Items listed in a dataset
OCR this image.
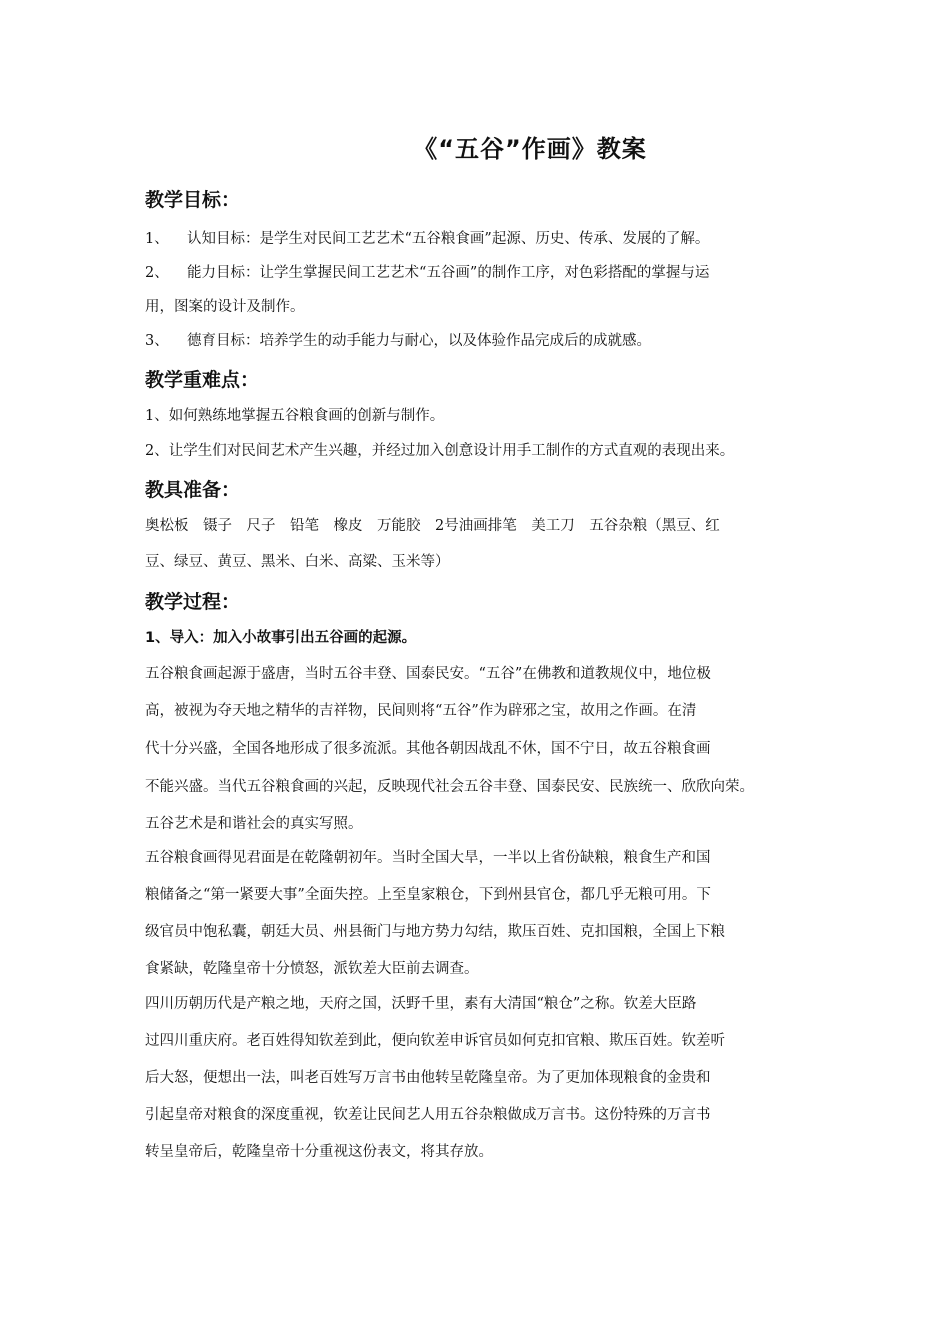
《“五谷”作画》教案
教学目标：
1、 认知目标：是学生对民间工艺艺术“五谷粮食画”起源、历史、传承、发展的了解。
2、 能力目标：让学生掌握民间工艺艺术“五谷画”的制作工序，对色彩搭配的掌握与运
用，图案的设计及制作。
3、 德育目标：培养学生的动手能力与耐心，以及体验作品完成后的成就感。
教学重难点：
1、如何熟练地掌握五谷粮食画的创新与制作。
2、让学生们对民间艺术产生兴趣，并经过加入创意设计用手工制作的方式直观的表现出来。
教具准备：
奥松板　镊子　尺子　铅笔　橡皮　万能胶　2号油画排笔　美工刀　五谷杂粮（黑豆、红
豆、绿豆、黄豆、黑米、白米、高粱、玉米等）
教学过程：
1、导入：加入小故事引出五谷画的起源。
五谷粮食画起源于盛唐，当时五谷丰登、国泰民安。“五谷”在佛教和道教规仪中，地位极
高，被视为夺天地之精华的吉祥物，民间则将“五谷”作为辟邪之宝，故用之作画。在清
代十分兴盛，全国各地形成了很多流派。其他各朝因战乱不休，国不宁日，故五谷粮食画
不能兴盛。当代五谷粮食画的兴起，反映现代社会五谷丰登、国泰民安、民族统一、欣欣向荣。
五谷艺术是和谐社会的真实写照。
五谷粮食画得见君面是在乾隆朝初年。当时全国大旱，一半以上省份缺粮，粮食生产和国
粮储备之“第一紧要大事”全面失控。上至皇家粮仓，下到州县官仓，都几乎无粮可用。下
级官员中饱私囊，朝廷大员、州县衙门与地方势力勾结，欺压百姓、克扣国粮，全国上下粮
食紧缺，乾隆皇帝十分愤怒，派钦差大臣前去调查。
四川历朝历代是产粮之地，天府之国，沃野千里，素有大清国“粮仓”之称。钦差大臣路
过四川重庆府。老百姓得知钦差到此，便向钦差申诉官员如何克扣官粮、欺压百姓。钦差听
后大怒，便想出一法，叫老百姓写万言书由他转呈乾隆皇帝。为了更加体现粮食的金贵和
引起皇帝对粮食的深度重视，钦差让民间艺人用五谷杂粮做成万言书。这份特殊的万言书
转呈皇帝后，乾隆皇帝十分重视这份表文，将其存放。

> **EXERCISE INSTRUCTIONS**
Write the records out again in full, exactly, and skip every picture.

> **FINISHED ANSWER**
OCR this image.
《“五谷”作画》教案
教学目标：
1、 认知目标：是学生对民间工艺艺术“五谷粮食画”起源、历史、传承、发展的了解。
2、 能力目标：让学生掌握民间工艺艺术“五谷画”的制作工序，对色彩搭配的掌握与运
用，图案的设计及制作。
3、 德育目标：培养学生的动手能力与耐心，以及体验作品完成后的成就感。
教学重难点：
1、如何熟练地掌握五谷粮食画的创新与制作。
2、让学生们对民间艺术产生兴趣，并经过加入创意设计用手工制作的方式直观的表现出来。
教具准备：
奥松板　镊子　尺子　铅笔　橡皮　万能胶　2号油画排笔　美工刀　五谷杂粮（黑豆、红
豆、绿豆、黄豆、黑米、白米、高粱、玉米等）
教学过程：
1、导入：加入小故事引出五谷画的起源。
五谷粮食画起源于盛唐，当时五谷丰登、国泰民安。“五谷”在佛教和道教规仪中，地位极
高，被视为夺天地之精华的吉祥物，民间则将“五谷”作为辟邪之宝，故用之作画。在清
代十分兴盛，全国各地形成了很多流派。其他各朝因战乱不休，国不宁日，故五谷粮食画
不能兴盛。当代五谷粮食画的兴起，反映现代社会五谷丰登、国泰民安、民族统一、欣欣向荣。
五谷艺术是和谐社会的真实写照。
五谷粮食画得见君面是在乾隆朝初年。当时全国大旱，一半以上省份缺粮，粮食生产和国
粮储备之“第一紧要大事”全面失控。上至皇家粮仓，下到州县官仓，都几乎无粮可用。下
级官员中饱私囊，朝廷大员、州县衙门与地方势力勾结，欺压百姓、克扣国粮，全国上下粮
食紧缺，乾隆皇帝十分愤怒，派钦差大臣前去调查。
四川历朝历代是产粮之地，天府之国，沃野千里，素有大清国“粮仓”之称。钦差大臣路
过四川重庆府。老百姓得知钦差到此，便向钦差申诉官员如何克扣官粮、欺压百姓。钦差听
后大怒，便想出一法，叫老百姓写万言书由他转呈乾隆皇帝。为了更加体现粮食的金贵和
引起皇帝对粮食的深度重视，钦差让民间艺人用五谷杂粮做成万言书。这份特殊的万言书
转呈皇帝后，乾隆皇帝十分重视这份表文，将其存放。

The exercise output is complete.